Exercise → Repeat the material exactly, every line of it.
##### Dataset
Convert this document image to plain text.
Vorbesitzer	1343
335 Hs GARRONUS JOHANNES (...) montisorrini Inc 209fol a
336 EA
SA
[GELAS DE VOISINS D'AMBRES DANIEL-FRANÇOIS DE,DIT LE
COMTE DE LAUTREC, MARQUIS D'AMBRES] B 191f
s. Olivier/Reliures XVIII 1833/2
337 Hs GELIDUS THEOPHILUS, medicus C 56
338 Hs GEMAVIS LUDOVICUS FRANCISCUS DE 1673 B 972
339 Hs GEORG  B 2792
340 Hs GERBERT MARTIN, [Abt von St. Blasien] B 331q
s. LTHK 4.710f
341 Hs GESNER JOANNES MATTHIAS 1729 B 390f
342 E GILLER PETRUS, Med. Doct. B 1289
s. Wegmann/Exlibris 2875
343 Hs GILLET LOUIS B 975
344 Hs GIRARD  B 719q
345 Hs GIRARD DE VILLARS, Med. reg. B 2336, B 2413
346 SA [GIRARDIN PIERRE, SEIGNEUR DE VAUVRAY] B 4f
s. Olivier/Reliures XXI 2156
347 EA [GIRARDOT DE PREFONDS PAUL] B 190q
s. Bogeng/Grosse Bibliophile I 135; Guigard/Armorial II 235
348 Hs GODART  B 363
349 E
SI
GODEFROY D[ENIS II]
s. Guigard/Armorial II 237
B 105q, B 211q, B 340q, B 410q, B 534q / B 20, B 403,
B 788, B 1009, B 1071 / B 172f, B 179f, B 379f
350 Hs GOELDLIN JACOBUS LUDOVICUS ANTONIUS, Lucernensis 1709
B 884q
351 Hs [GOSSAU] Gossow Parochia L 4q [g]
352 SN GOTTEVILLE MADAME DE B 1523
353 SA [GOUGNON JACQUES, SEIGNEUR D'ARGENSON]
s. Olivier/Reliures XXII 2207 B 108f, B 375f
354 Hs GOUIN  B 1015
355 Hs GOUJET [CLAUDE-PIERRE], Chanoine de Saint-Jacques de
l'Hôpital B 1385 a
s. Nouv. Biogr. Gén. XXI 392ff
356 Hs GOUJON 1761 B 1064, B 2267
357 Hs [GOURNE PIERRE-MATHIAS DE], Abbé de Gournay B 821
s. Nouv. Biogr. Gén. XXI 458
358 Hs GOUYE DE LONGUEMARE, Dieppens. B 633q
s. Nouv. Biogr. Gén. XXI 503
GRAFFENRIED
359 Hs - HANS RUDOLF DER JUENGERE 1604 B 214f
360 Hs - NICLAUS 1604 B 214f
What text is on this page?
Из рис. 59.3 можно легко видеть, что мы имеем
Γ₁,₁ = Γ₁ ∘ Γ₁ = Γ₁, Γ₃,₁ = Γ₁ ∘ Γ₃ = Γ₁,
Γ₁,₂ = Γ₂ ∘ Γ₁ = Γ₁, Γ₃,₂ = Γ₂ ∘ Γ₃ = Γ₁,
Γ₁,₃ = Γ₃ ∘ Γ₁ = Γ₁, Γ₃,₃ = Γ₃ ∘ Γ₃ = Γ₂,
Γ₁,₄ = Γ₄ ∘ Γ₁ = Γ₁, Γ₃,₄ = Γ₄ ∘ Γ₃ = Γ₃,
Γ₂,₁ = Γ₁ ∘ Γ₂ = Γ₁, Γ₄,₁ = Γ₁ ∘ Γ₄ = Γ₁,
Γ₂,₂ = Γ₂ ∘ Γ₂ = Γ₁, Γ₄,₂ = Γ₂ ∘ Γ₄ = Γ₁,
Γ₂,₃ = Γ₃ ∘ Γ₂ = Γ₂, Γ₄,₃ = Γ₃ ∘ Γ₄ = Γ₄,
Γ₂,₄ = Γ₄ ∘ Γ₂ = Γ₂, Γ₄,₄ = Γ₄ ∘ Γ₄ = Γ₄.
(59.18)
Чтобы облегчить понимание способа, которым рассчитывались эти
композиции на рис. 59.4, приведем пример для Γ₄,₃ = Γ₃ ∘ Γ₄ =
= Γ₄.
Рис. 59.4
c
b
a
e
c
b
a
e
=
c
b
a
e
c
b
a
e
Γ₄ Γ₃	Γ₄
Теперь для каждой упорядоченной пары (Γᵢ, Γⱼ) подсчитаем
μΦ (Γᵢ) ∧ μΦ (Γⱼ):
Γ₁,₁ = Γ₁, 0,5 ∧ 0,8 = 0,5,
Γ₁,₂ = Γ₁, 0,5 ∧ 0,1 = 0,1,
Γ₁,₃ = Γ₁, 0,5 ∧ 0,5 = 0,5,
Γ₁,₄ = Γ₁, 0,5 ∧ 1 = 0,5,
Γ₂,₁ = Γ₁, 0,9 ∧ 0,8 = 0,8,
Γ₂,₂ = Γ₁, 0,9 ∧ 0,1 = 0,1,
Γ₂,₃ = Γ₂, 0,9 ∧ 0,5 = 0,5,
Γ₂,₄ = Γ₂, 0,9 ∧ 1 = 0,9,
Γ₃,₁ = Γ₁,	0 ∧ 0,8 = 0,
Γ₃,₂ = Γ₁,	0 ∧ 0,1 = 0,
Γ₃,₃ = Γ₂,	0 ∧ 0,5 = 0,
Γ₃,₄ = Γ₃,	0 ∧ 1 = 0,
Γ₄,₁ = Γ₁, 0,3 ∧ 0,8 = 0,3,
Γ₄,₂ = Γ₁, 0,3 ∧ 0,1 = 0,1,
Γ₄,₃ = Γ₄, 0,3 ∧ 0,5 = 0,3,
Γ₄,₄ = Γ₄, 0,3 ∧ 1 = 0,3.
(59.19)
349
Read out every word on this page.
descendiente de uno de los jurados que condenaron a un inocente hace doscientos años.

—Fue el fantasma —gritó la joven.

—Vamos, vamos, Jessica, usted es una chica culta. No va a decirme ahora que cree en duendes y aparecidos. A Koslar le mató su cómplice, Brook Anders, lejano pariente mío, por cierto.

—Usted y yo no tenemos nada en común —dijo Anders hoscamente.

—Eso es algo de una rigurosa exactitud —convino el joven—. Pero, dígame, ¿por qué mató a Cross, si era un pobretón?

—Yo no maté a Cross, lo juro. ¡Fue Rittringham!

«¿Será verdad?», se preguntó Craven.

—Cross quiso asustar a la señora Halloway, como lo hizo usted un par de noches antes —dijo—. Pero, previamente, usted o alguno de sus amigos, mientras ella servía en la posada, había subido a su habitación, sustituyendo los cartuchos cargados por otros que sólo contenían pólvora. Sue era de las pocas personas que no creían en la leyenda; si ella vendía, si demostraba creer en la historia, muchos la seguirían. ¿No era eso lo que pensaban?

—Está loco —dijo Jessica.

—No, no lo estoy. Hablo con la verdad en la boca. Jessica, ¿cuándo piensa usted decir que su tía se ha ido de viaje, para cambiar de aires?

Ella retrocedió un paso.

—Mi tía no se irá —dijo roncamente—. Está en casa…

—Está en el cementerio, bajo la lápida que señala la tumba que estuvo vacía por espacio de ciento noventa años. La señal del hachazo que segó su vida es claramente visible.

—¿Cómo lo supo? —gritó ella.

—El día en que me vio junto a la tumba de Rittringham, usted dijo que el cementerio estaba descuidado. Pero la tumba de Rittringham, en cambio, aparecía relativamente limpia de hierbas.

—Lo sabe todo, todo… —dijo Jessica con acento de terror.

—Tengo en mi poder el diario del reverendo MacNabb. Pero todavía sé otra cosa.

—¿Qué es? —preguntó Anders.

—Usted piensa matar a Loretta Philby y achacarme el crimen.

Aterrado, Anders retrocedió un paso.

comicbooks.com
##########
Full response →
Convert this document image to plain text.
Vorbesitzer	1343
335 Hs GARRONUS JOHANNES (...) montisorrini Inc 209fol a
336 EA
SA
[GELAS DE VOISINS D'AMBRES DANIEL-FRANÇOIS DE,DIT LE
COMTE DE LAUTREC, MARQUIS D'AMBRES] B 191f
s. Olivier/Reliures XVIII 1833/2
337 Hs GELIDUS THEOPHILUS, medicus C 56
338 Hs GEMAVIS LUDOVICUS FRANCISCUS DE 1673 B 972
339 Hs GEORG  B 2792
340 Hs GERBERT MARTIN, [Abt von St. Blasien] B 331q
s. LTHK 4.710f
341 Hs GESNER JOANNES MATTHIAS 1729 B 390f
342 E GILLER PETRUS, Med. Doct. B 1289
s. Wegmann/Exlibris 2875
343 Hs GILLET LOUIS B 975
344 Hs GIRARD  B 719q
345 Hs GIRARD DE VILLARS, Med. reg. B 2336, B 2413
346 SA [GIRARDIN PIERRE, SEIGNEUR DE VAUVRAY] B 4f
s. Olivier/Reliures XXI 2156
347 EA [GIRARDOT DE PREFONDS PAUL] B 190q
s. Bogeng/Grosse Bibliophile I 135; Guigard/Armorial II 235
348 Hs GODART  B 363
349 E
SI
GODEFROY D[ENIS II]
s. Guigard/Armorial II 237
B 105q, B 211q, B 340q, B 410q, B 534q / B 20, B 403,
B 788, B 1009, B 1071 / B 172f, B 179f, B 379f
350 Hs GOELDLIN JACOBUS LUDOVICUS ANTONIUS, Lucernensis 1709
B 884q
351 Hs [GOSSAU] Gossow Parochia L 4q [g]
352 SN GOTTEVILLE MADAME DE B 1523
353 SA [GOUGNON JACQUES, SEIGNEUR D'ARGENSON]
s. Olivier/Reliures XXII 2207 B 108f, B 375f
354 Hs GOUIN  B 1015
355 Hs GOUJET [CLAUDE-PIERRE], Chanoine de Saint-Jacques de
l'Hôpital B 1385 a
s. Nouv. Biogr. Gén. XXI 392ff
356 Hs GOUJON 1761 B 1064, B 2267
357 Hs [GOURNE PIERRE-MATHIAS DE], Abbé de Gournay B 821
s. Nouv. Biogr. Gén. XXI 458
358 Hs GOUYE DE LONGUEMARE, Dieppens. B 633q
s. Nouv. Biogr. Gén. XXI 503
GRAFFENRIED
359 Hs - HANS RUDOLF DER JUENGERE 1604 B 214f
360 Hs - NICLAUS 1604 B 214f
What text is on this page?
Из рис. 59.3 можно легко видеть, что мы имеем
Γ₁,₁ = Γ₁ ∘ Γ₁ = Γ₁, Γ₃,₁ = Γ₁ ∘ Γ₃ = Γ₁,
Γ₁,₂ = Γ₂ ∘ Γ₁ = Γ₁, Γ₃,₂ = Γ₂ ∘ Γ₃ = Γ₁,
Γ₁,₃ = Γ₃ ∘ Γ₁ = Γ₁, Γ₃,₃ = Γ₃ ∘ Γ₃ = Γ₂,
Γ₁,₄ = Γ₄ ∘ Γ₁ = Γ₁, Γ₃,₄ = Γ₄ ∘ Γ₃ = Γ₃,
Γ₂,₁ = Γ₁ ∘ Γ₂ = Γ₁, Γ₄,₁ = Γ₁ ∘ Γ₄ = Γ₁,
Γ₂,₂ = Γ₂ ∘ Γ₂ = Γ₁, Γ₄,₂ = Γ₂ ∘ Γ₄ = Γ₁,
Γ₂,₃ = Γ₃ ∘ Γ₂ = Γ₂, Γ₄,₃ = Γ₃ ∘ Γ₄ = Γ₄,
Γ₂,₄ = Γ₄ ∘ Γ₂ = Γ₂, Γ₄,₄ = Γ₄ ∘ Γ₄ = Γ₄.
(59.18)
Чтобы облегчить понимание способа, которым рассчитывались эти
композиции на рис. 59.4, приведем пример для Γ₄,₃ = Γ₃ ∘ Γ₄ =
= Γ₄.
Рис. 59.4
c
b
a
e
c
b
a
e
=
c
b
a
e
c
b
a
e
Γ₄ Γ₃	Γ₄
Теперь для каждой упорядоченной пары (Γᵢ, Γⱼ) подсчитаем
μΦ (Γᵢ) ∧ μΦ (Γⱼ):
Γ₁,₁ = Γ₁, 0,5 ∧ 0,8 = 0,5,
Γ₁,₂ = Γ₁, 0,5 ∧ 0,1 = 0,1,
Γ₁,₃ = Γ₁, 0,5 ∧ 0,5 = 0,5,
Γ₁,₄ = Γ₁, 0,5 ∧ 1 = 0,5,
Γ₂,₁ = Γ₁, 0,9 ∧ 0,8 = 0,8,
Γ₂,₂ = Γ₁, 0,9 ∧ 0,1 = 0,1,
Γ₂,₃ = Γ₂, 0,9 ∧ 0,5 = 0,5,
Γ₂,₄ = Γ₂, 0,9 ∧ 1 = 0,9,
Γ₃,₁ = Γ₁,	0 ∧ 0,8 = 0,
Γ₃,₂ = Γ₁,	0 ∧ 0,1 = 0,
Γ₃,₃ = Γ₂,	0 ∧ 0,5 = 0,
Γ₃,₄ = Γ₃,	0 ∧ 1 = 0,
Γ₄,₁ = Γ₁, 0,3 ∧ 0,8 = 0,3,
Γ₄,₂ = Γ₁, 0,3 ∧ 0,1 = 0,1,
Γ₄,₃ = Γ₄, 0,3 ∧ 0,5 = 0,3,
Γ₄,₄ = Γ₄, 0,3 ∧ 1 = 0,3.
(59.19)
349
Read out every word on this page.
descendiente de uno de los jurados que condenaron a un inocente hace doscientos años.

—Fue el fantasma —gritó la joven.

—Vamos, vamos, Jessica, usted es una chica culta. No va a decirme ahora que cree en duendes y aparecidos. A Koslar le mató su cómplice, Brook Anders, lejano pariente mío, por cierto.

—Usted y yo no tenemos nada en común —dijo Anders hoscamente.

—Eso es algo de una rigurosa exactitud —convino el joven—. Pero, dígame, ¿por qué mató a Cross, si era un pobretón?

—Yo no maté a Cross, lo juro. ¡Fue Rittringham!

«¿Será verdad?», se preguntó Craven.

—Cross quiso asustar a la señora Halloway, como lo hizo usted un par de noches antes —dijo—. Pero, previamente, usted o alguno de sus amigos, mientras ella servía en la posada, había subido a su habitación, sustituyendo los cartuchos cargados por otros que sólo contenían pólvora. Sue era de las pocas personas que no creían en la leyenda; si ella vendía, si demostraba creer en la historia, muchos la seguirían. ¿No era eso lo que pensaban?

—Está loco —dijo Jessica.

—No, no lo estoy. Hablo con la verdad en la boca. Jessica, ¿cuándo piensa usted decir que su tía se ha ido de viaje, para cambiar de aires?

Ella retrocedió un paso.

—Mi tía no se irá —dijo roncamente—. Está en casa…

—Está en el cementerio, bajo la lápida que señala la tumba que estuvo vacía por espacio de ciento noventa años. La señal del hachazo que segó su vida es claramente visible.

—¿Cómo lo supo? —gritó ella.

—El día en que me vio junto a la tumba de Rittringham, usted dijo que el cementerio estaba descuidado. Pero la tumba de Rittringham, en cambio, aparecía relativamente limpia de hierbas.

—Lo sabe todo, todo… —dijo Jessica con acento de terror.

—Tengo en mi poder el diario del reverendo MacNabb. Pero todavía sé otra cosa.

—¿Qué es? —preguntó Anders.

—Usted piensa matar a Loretta Philby y achacarme el crimen.

Aterrado, Anders retrocedió un paso.

comicbooks.com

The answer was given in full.